### SHORT PROBLEM
The records that follow need to be output exactly as they are.

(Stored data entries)
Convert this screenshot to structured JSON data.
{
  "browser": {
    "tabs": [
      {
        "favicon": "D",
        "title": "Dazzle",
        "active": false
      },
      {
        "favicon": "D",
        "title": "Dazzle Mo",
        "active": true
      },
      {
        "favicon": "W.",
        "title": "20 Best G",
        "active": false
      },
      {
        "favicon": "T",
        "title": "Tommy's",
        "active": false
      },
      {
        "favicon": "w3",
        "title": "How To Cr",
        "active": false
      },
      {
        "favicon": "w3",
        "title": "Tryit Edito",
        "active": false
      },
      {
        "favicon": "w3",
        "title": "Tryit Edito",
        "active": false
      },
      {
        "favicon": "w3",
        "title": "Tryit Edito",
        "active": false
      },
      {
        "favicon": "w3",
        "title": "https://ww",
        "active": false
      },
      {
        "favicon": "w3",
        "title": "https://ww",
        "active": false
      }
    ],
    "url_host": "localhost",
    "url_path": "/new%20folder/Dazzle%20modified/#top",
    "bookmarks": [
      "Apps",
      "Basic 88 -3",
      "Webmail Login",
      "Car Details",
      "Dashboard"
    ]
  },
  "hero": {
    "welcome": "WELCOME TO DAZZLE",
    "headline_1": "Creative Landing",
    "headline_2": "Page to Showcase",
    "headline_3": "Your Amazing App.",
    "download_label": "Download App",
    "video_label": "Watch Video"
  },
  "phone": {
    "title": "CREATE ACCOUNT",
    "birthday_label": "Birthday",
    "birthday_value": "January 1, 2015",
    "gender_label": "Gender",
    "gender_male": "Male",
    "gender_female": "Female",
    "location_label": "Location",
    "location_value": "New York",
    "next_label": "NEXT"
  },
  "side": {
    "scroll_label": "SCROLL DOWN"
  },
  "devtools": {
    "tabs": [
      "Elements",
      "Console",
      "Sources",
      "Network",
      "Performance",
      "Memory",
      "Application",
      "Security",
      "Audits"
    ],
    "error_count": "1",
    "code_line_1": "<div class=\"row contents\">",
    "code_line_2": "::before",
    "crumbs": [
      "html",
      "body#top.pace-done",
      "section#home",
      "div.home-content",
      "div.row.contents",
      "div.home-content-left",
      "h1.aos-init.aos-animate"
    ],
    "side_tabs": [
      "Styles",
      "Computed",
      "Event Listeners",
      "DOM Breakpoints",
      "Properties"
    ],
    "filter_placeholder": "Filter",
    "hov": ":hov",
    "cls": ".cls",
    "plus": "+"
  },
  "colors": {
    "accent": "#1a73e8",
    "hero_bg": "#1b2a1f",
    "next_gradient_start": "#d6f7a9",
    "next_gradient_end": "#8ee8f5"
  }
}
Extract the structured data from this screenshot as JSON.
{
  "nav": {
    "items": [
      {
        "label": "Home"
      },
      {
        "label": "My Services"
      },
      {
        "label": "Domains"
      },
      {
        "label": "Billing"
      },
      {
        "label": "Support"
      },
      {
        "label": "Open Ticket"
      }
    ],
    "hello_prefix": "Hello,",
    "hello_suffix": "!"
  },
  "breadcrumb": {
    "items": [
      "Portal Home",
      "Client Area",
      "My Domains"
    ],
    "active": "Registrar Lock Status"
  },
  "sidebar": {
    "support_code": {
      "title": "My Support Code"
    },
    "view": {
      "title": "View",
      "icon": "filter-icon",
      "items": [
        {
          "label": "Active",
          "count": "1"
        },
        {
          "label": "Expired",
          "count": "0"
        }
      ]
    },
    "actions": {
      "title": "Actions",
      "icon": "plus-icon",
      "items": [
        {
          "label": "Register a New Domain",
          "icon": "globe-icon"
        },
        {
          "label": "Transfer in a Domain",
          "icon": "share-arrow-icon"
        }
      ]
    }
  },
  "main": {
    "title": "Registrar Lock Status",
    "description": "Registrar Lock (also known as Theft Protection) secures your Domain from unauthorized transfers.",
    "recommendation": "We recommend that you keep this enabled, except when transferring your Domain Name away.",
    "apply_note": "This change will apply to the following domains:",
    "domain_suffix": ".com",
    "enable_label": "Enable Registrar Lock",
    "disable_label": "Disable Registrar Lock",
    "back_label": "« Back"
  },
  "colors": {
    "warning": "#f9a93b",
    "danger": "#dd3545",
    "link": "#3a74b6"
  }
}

### REPLY TO THE TASK
Convert this screenshot to structured JSON data.
{
  "browser": {
    "tabs": [
      {
        "favicon": "D",
        "title": "Dazzle",
        "active": false
      },
      {
        "favicon": "D",
        "title": "Dazzle Mo",
        "active": true
      },
      {
        "favicon": "W.",
        "title": "20 Best G",
        "active": false
      },
      {
        "favicon": "T",
        "title": "Tommy's",
        "active": false
      },
      {
        "favicon": "w3",
        "title": "How To Cr",
        "active": false
      },
      {
        "favicon": "w3",
        "title": "Tryit Edito",
        "active": false
      },
      {
        "favicon": "w3",
        "title": "Tryit Edito",
        "active": false
      },
      {
        "favicon": "w3",
        "title": "Tryit Edito",
        "active": false
      },
      {
        "favicon": "w3",
        "title": "https://ww",
        "active": false
      },
      {
        "favicon": "w3",
        "title": "https://ww",
        "active": false
      }
    ],
    "url_host": "localhost",
    "url_path": "/new%20folder/Dazzle%20modified/#top",
    "bookmarks": [
      "Apps",
      "Basic 88 -3",
      "Webmail Login",
      "Car Details",
      "Dashboard"
    ]
  },
  "hero": {
    "welcome": "WELCOME TO DAZZLE",
    "headline_1": "Creative Landing",
    "headline_2": "Page to Showcase",
    "headline_3": "Your Amazing App.",
    "download_label": "Download App",
    "video_label": "Watch Video"
  },
  "phone": {
    "title": "CREATE ACCOUNT",
    "birthday_label": "Birthday",
    "birthday_value": "January 1, 2015",
    "gender_label": "Gender",
    "gender_male": "Male",
    "gender_female": "Female",
    "location_label": "Location",
    "location_value": "New York",
    "next_label": "NEXT"
  },
  "side": {
    "scroll_label": "SCROLL DOWN"
  },
  "devtools": {
    "tabs": [
      "Elements",
      "Console",
      "Sources",
      "Network",
      "Performance",
      "Memory",
      "Application",
      "Security",
      "Audits"
    ],
    "error_count": "1",
    "code_line_1": "<div class=\"row contents\">",
    "code_line_2": "::before",
    "crumbs": [
      "html",
      "body#top.pace-done",
      "section#home",
      "div.home-content",
      "div.row.contents",
      "div.home-content-left",
      "h1.aos-init.aos-animate"
    ],
    "side_tabs": [
      "Styles",
      "Computed",
      "Event Listeners",
      "DOM Breakpoints",
      "Properties"
    ],
    "filter_placeholder": "Filter",
    "hov": ":hov",
    "cls": ".cls",
    "plus": "+"
  },
  "colors": {
    "accent": "#1a73e8",
    "hero_bg": "#1b2a1f",
    "next_gradient_start": "#d6f7a9",
    "next_gradient_end": "#8ee8f5"
  }
}
Extract the structured data from this screenshot as JSON.
{
  "nav": {
    "items": [
      {
        "label": "Home"
      },
      {
        "label": "My Services"
      },
      {
        "label": "Domains"
      },
      {
        "label": "Billing"
      },
      {
        "label": "Support"
      },
      {
        "label": "Open Ticket"
      }
    ],
    "hello_prefix": "Hello,",
    "hello_suffix": "!"
  },
  "breadcrumb": {
    "items": [
      "Portal Home",
      "Client Area",
      "My Domains"
    ],
    "active": "Registrar Lock Status"
  },
  "sidebar": {
    "support_code": {
      "title": "My Support Code"
    },
    "view": {
      "title": "View",
      "icon": "filter-icon",
      "items": [
        {
          "label": "Active",
          "count": "1"
        },
        {
          "label": "Expired",
          "count": "0"
        }
      ]
    },
    "actions": {
      "title": "Actions",
      "icon": "plus-icon",
      "items": [
        {
          "label": "Register a New Domain",
          "icon": "globe-icon"
        },
        {
          "label": "Transfer in a Domain",
          "icon": "share-arrow-icon"
        }
      ]
    }
  },
  "main": {
    "title": "Registrar Lock Status",
    "description": "Registrar Lock (also known as Theft Protection) secures your Domain from unauthorized transfers.",
    "recommendation": "We recommend that you keep this enabled, except when transferring your Domain Name away.",
    "apply_note": "This change will apply to the following domains:",
    "domain_suffix": ".com",
    "enable_label": "Enable Registrar Lock",
    "disable_label": "Disable Registrar Lock",
    "back_label": "« Back"
  },
  "colors": {
    "warning": "#f9a93b",
    "danger": "#dd3545",
    "link": "#3a74b6"
  }
}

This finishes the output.